- [PROVIDED RECORDS]
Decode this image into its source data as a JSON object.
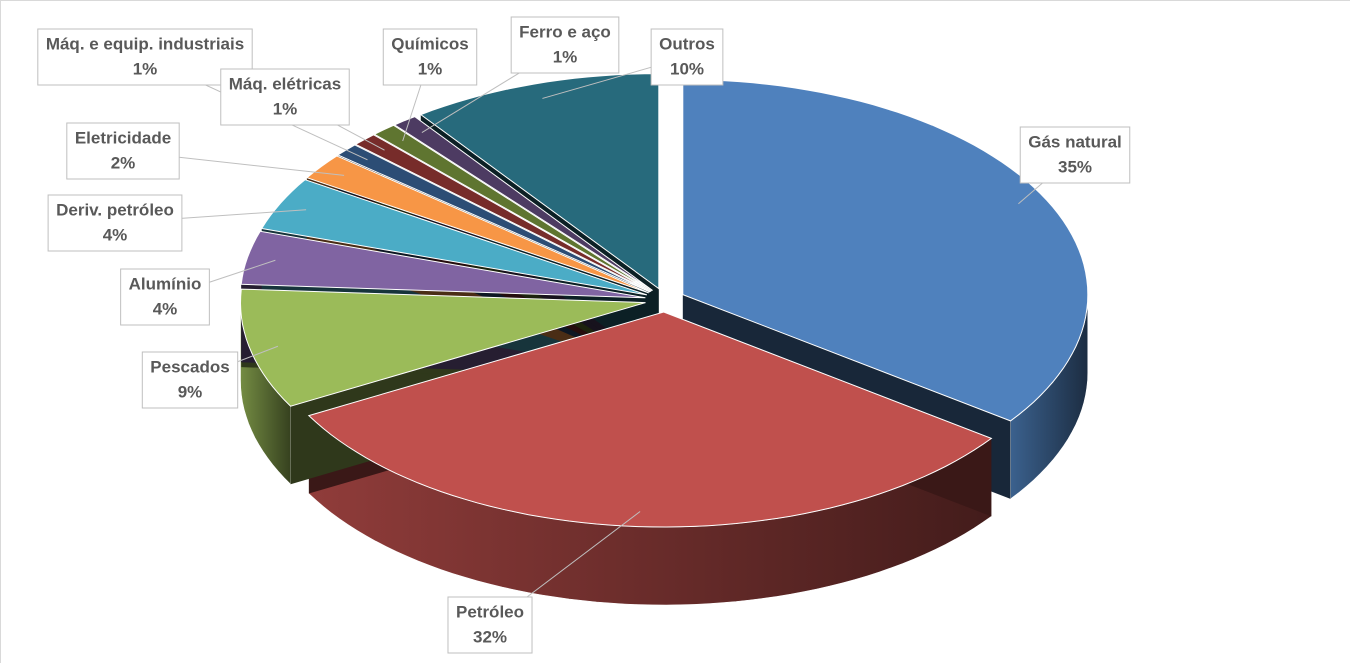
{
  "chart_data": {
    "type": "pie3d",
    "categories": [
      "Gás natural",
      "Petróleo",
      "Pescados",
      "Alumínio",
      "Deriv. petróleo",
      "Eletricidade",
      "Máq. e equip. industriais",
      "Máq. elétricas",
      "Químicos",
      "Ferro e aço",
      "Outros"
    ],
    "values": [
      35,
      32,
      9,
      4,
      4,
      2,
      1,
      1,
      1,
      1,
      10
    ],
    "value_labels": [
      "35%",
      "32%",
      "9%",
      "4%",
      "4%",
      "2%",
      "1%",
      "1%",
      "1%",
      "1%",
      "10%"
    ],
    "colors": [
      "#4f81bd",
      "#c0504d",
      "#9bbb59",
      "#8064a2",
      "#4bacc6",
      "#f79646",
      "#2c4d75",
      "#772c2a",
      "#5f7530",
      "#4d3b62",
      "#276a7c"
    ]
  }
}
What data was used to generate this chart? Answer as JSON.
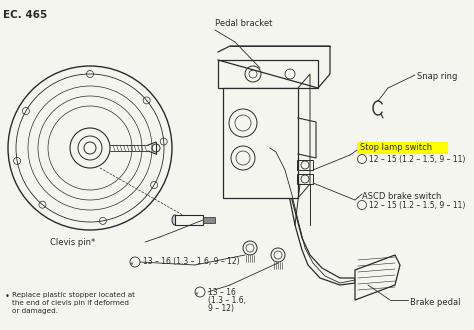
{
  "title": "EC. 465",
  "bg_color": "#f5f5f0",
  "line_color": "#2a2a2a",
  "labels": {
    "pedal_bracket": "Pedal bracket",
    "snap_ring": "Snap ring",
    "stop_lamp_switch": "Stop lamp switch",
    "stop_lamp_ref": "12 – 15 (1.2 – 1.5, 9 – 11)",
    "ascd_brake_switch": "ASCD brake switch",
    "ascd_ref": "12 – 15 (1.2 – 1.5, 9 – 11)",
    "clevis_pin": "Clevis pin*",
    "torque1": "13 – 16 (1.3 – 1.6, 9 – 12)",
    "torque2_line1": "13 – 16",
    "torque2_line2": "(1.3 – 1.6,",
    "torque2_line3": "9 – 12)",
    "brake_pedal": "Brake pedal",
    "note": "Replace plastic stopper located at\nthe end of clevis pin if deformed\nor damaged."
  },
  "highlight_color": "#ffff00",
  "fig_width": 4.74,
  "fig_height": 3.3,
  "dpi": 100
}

--

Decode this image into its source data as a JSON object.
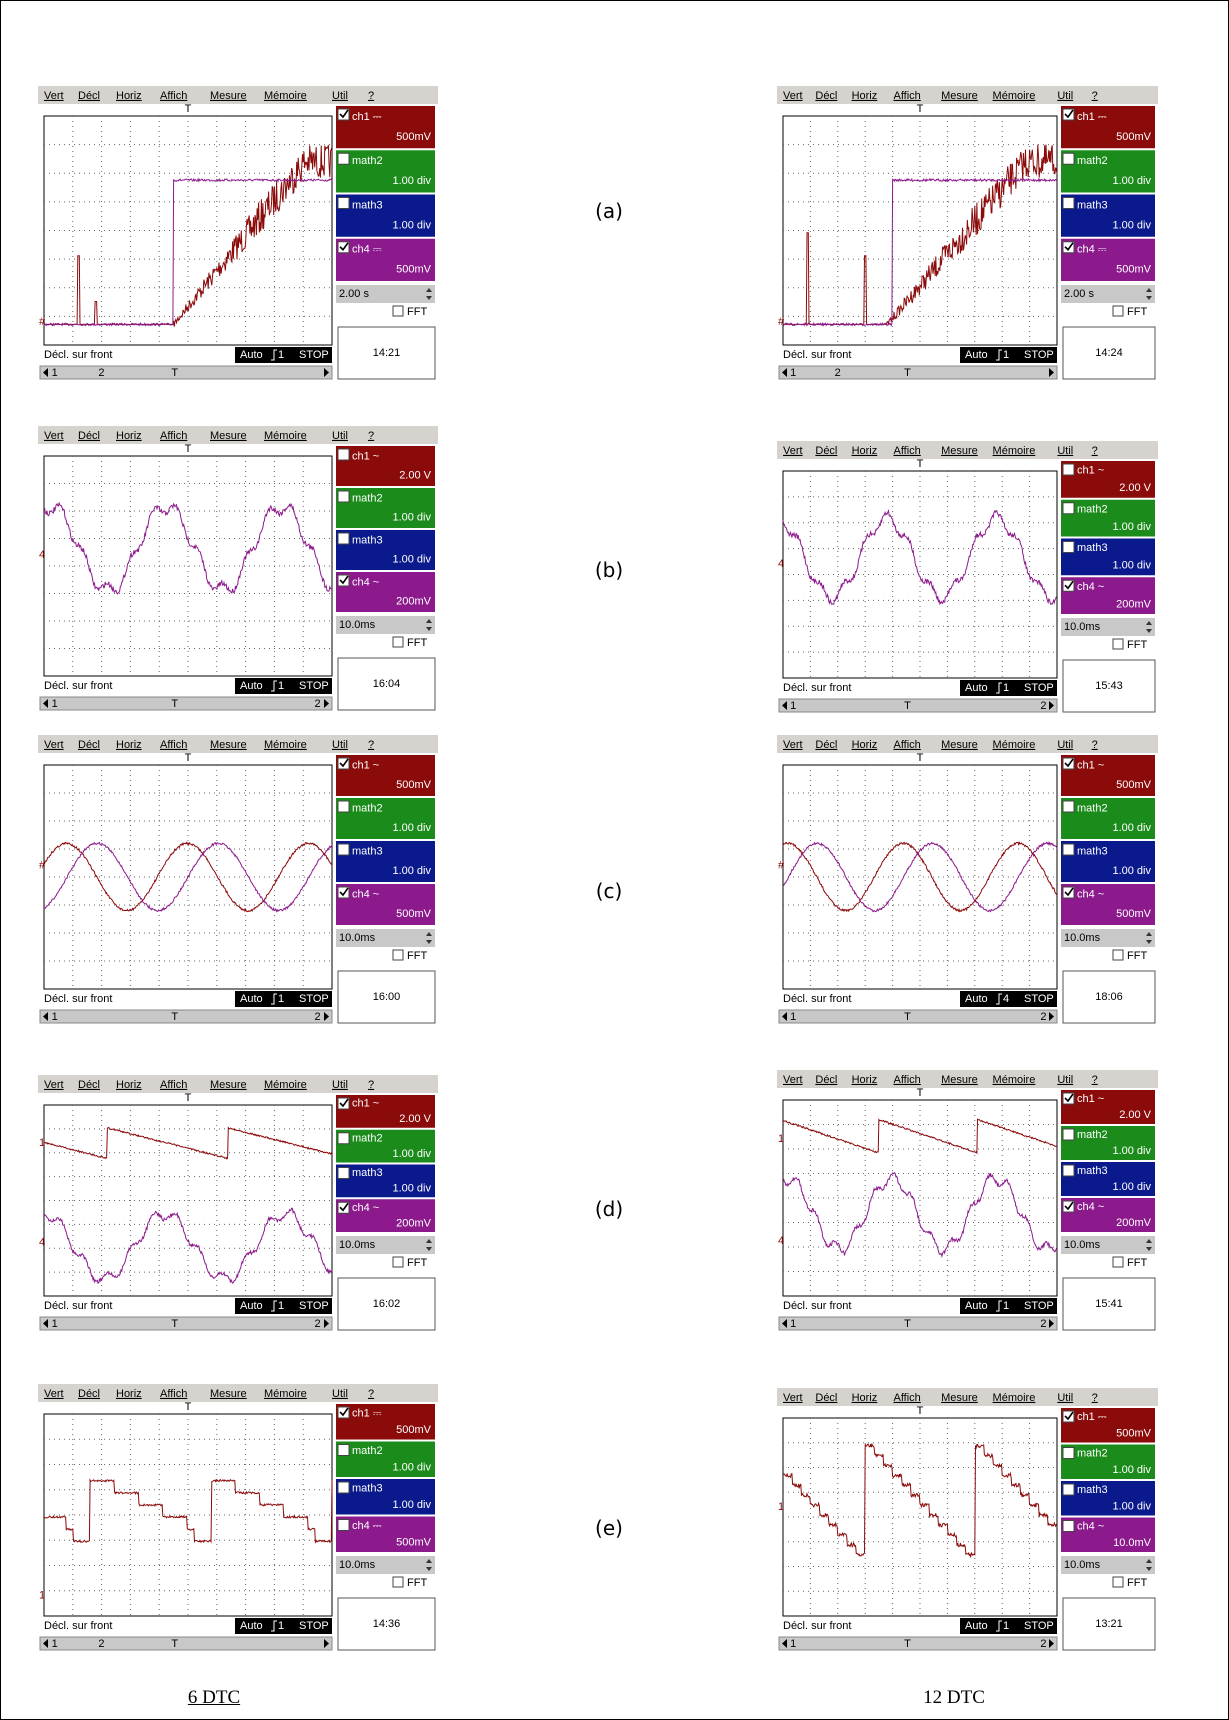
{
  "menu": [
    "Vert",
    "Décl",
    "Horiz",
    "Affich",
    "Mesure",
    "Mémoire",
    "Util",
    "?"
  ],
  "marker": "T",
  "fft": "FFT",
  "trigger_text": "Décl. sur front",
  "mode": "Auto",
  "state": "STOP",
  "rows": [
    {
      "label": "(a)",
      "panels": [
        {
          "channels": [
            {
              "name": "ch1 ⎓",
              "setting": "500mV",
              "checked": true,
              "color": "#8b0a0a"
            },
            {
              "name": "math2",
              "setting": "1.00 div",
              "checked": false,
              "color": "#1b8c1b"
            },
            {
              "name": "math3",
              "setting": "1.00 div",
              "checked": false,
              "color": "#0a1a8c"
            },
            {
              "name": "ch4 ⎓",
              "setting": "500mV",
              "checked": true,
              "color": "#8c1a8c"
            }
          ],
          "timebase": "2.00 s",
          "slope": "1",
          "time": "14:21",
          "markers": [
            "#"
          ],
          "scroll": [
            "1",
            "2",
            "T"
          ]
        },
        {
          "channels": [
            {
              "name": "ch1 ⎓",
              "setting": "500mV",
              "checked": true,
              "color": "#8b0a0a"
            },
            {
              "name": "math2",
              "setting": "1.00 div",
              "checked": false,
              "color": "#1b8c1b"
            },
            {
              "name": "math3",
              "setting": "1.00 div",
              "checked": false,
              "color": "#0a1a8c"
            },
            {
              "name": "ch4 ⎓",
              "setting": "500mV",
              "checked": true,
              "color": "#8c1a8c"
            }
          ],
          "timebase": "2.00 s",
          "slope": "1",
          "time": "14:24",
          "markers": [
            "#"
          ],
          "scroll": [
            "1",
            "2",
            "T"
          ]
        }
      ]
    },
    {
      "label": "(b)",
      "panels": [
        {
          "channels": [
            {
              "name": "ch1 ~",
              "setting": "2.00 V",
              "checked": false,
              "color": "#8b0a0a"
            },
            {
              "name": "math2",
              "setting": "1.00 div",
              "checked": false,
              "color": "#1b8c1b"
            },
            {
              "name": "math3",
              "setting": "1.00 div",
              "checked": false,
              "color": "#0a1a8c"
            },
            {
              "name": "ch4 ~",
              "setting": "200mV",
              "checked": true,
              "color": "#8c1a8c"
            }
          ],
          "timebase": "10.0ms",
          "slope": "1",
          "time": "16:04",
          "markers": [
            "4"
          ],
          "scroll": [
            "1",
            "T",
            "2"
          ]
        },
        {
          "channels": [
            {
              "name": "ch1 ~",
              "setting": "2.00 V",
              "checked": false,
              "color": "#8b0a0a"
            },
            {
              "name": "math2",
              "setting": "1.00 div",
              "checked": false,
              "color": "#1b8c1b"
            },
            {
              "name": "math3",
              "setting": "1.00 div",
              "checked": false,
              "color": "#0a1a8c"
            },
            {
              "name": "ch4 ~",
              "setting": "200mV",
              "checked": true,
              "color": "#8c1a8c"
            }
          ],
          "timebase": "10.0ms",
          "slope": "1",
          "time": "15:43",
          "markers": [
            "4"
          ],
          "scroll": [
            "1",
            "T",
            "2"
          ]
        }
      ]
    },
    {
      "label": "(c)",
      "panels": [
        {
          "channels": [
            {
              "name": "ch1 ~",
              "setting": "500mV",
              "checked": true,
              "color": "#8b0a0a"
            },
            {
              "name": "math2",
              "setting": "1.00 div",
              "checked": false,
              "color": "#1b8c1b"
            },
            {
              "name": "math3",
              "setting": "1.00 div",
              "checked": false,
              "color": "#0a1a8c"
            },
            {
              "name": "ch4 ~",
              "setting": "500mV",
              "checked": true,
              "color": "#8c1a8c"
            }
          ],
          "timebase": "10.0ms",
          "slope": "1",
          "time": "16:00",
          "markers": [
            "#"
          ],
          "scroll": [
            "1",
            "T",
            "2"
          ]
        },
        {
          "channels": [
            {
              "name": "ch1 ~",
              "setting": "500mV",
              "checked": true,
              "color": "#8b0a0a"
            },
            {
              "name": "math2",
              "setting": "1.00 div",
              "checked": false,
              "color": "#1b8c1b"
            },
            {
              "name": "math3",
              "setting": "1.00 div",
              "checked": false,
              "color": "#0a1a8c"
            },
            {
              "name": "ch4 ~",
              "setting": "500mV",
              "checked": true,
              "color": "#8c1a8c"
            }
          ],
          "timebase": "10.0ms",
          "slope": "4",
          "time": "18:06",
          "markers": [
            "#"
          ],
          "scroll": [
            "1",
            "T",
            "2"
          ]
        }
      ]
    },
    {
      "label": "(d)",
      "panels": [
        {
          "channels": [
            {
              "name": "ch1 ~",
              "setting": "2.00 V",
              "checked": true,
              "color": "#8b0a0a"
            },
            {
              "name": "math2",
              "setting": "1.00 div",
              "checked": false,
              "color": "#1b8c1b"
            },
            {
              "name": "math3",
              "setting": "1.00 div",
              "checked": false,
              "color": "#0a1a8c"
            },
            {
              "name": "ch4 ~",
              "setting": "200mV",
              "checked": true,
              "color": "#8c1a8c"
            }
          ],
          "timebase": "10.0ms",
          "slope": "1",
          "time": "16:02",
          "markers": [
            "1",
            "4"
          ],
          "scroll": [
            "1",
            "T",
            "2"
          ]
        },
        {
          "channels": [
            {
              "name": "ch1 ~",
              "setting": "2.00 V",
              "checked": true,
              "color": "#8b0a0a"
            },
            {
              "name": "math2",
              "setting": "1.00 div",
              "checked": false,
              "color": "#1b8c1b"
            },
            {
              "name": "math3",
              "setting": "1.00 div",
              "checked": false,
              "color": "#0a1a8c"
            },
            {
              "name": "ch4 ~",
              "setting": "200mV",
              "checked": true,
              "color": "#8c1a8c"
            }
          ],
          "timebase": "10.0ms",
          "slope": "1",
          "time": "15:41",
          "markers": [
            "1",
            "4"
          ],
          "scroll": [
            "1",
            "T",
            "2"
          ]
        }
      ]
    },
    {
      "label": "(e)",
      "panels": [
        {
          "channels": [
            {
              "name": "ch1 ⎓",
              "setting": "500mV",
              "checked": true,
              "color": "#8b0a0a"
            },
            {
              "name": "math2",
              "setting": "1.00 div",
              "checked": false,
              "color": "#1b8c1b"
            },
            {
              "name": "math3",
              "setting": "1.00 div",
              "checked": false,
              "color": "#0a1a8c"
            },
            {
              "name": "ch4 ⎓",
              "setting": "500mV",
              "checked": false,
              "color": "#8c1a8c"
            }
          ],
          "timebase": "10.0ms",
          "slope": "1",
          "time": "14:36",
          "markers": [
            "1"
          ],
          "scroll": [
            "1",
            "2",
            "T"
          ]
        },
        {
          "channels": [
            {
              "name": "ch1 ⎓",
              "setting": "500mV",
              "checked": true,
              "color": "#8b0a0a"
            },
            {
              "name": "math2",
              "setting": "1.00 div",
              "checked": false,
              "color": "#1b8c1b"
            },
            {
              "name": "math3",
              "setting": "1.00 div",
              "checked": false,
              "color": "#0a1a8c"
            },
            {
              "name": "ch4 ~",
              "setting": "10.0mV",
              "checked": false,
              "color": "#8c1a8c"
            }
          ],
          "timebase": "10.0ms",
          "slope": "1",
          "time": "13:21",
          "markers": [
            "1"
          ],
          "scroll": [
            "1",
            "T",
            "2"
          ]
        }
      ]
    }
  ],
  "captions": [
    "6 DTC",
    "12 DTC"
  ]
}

- [TO BE DONE]
Which lines in the data above contain "switch"? Show each one.

- [SOLUTION]
    "stop_lamp_switch": "Stop lamp switch",
    "ascd_brake_switch": "ASCD brake switch",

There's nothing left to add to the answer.